(DIRECTIONS)
Return the material unaltered, line by line.

(ENTRIES SUPPLIED)
= = = = =
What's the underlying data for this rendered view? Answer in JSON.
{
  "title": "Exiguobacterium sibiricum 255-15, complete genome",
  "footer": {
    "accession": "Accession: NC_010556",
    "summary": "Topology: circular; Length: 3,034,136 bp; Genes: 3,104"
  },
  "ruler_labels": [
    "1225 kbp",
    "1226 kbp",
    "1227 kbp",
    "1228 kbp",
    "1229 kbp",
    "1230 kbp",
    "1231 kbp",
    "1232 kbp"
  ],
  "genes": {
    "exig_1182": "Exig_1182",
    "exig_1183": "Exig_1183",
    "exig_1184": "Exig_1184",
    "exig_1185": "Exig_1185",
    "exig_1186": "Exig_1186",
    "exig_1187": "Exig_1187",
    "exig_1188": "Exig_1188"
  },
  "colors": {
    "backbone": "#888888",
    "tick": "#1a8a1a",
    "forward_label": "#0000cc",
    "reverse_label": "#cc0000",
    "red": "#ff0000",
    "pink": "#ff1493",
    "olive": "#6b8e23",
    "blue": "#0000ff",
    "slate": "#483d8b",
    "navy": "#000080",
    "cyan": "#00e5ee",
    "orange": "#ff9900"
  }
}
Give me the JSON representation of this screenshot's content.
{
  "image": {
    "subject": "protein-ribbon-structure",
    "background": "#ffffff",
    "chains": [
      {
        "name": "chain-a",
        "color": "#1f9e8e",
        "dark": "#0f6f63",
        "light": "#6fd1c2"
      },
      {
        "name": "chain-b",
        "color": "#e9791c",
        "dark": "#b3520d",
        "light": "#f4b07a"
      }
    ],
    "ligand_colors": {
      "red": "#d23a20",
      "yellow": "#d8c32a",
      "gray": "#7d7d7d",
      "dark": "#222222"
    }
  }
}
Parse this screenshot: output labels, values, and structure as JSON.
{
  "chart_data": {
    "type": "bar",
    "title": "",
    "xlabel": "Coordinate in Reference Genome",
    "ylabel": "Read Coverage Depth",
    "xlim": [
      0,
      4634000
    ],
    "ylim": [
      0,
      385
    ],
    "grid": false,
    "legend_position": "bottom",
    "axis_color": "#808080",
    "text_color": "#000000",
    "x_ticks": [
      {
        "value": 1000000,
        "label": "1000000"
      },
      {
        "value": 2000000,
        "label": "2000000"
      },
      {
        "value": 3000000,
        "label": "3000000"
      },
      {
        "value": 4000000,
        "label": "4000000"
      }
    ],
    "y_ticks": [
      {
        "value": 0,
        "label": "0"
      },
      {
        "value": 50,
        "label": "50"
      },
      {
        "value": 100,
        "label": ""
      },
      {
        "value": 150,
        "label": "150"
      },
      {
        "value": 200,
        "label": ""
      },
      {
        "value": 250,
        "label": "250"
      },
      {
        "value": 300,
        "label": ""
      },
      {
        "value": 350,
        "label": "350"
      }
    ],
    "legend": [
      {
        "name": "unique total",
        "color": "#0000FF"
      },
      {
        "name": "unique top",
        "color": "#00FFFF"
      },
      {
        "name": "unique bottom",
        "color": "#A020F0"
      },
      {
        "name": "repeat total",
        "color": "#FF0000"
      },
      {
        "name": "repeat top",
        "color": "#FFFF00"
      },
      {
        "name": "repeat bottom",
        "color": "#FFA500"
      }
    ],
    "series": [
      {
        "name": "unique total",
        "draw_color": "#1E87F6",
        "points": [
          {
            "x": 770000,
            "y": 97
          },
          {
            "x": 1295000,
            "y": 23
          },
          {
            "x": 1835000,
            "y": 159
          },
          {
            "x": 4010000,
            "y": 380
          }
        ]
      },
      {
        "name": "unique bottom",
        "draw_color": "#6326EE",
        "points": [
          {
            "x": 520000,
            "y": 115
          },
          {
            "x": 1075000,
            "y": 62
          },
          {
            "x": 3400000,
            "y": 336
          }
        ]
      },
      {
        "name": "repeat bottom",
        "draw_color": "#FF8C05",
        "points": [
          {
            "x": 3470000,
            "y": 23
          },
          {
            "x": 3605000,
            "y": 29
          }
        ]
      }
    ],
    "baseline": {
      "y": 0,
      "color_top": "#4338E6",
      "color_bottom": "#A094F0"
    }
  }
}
= = = = =
(PROBLEM SOLUTION)
What's the underlying data for this rendered view? Answer in JSON.
{
  "title": "Exiguobacterium sibiricum 255-15, complete genome",
  "footer": {
    "accession": "Accession: NC_010556",
    "summary": "Topology: circular; Length: 3,034,136 bp; Genes: 3,104"
  },
  "ruler_labels": [
    "1225 kbp",
    "1226 kbp",
    "1227 kbp",
    "1228 kbp",
    "1229 kbp",
    "1230 kbp",
    "1231 kbp",
    "1232 kbp"
  ],
  "genes": {
    "exig_1182": "Exig_1182",
    "exig_1183": "Exig_1183",
    "exig_1184": "Exig_1184",
    "exig_1185": "Exig_1185",
    "exig_1186": "Exig_1186",
    "exig_1187": "Exig_1187",
    "exig_1188": "Exig_1188"
  },
  "colors": {
    "backbone": "#888888",
    "tick": "#1a8a1a",
    "forward_label": "#0000cc",
    "reverse_label": "#cc0000",
    "red": "#ff0000",
    "pink": "#ff1493",
    "olive": "#6b8e23",
    "blue": "#0000ff",
    "slate": "#483d8b",
    "navy": "#000080",
    "cyan": "#00e5ee",
    "orange": "#ff9900"
  }
}
Give me the JSON representation of this screenshot's content.
{
  "image": {
    "subject": "protein-ribbon-structure",
    "background": "#ffffff",
    "chains": [
      {
        "name": "chain-a",
        "color": "#1f9e8e",
        "dark": "#0f6f63",
        "light": "#6fd1c2"
      },
      {
        "name": "chain-b",
        "color": "#e9791c",
        "dark": "#b3520d",
        "light": "#f4b07a"
      }
    ],
    "ligand_colors": {
      "red": "#d23a20",
      "yellow": "#d8c32a",
      "gray": "#7d7d7d",
      "dark": "#222222"
    }
  }
}
Parse this screenshot: output labels, values, and structure as JSON.
{
  "chart_data": {
    "type": "bar",
    "title": "",
    "xlabel": "Coordinate in Reference Genome",
    "ylabel": "Read Coverage Depth",
    "xlim": [
      0,
      4634000
    ],
    "ylim": [
      0,
      385
    ],
    "grid": false,
    "legend_position": "bottom",
    "axis_color": "#808080",
    "text_color": "#000000",
    "x_ticks": [
      {
        "value": 1000000,
        "label": "1000000"
      },
      {
        "value": 2000000,
        "label": "2000000"
      },
      {
        "value": 3000000,
        "label": "3000000"
      },
      {
        "value": 4000000,
        "label": "4000000"
      }
    ],
    "y_ticks": [
      {
        "value": 0,
        "label": "0"
      },
      {
        "value": 50,
        "label": "50"
      },
      {
        "value": 100,
        "label": ""
      },
      {
        "value": 150,
        "label": "150"
      },
      {
        "value": 200,
        "label": ""
      },
      {
        "value": 250,
        "label": "250"
      },
      {
        "value": 300,
        "label": ""
      },
      {
        "value": 350,
        "label": "350"
      }
    ],
    "legend": [
      {
        "name": "unique total",
        "color": "#0000FF"
      },
      {
        "name": "unique top",
        "color": "#00FFFF"
      },
      {
        "name": "unique bottom",
        "color": "#A020F0"
      },
      {
        "name": "repeat total",
        "color": "#FF0000"
      },
      {
        "name": "repeat top",
        "color": "#FFFF00"
      },
      {
        "name": "repeat bottom",
        "color": "#FFA500"
      }
    ],
    "series": [
      {
        "name": "unique total",
        "draw_color": "#1E87F6",
        "points": [
          {
            "x": 770000,
            "y": 97
          },
          {
            "x": 1295000,
            "y": 23
          },
          {
            "x": 1835000,
            "y": 159
          },
          {
            "x": 4010000,
            "y": 380
          }
        ]
      },
      {
        "name": "unique bottom",
        "draw_color": "#6326EE",
        "points": [
          {
            "x": 520000,
            "y": 115
          },
          {
            "x": 1075000,
            "y": 62
          },
          {
            "x": 3400000,
            "y": 336
          }
        ]
      },
      {
        "name": "repeat bottom",
        "draw_color": "#FF8C05",
        "points": [
          {
            "x": 3470000,
            "y": 23
          },
          {
            "x": 3605000,
            "y": 29
          }
        ]
      }
    ],
    "baseline": {
      "y": 0,
      "color_top": "#4338E6",
      "color_bottom": "#A094F0"
    }
  }
}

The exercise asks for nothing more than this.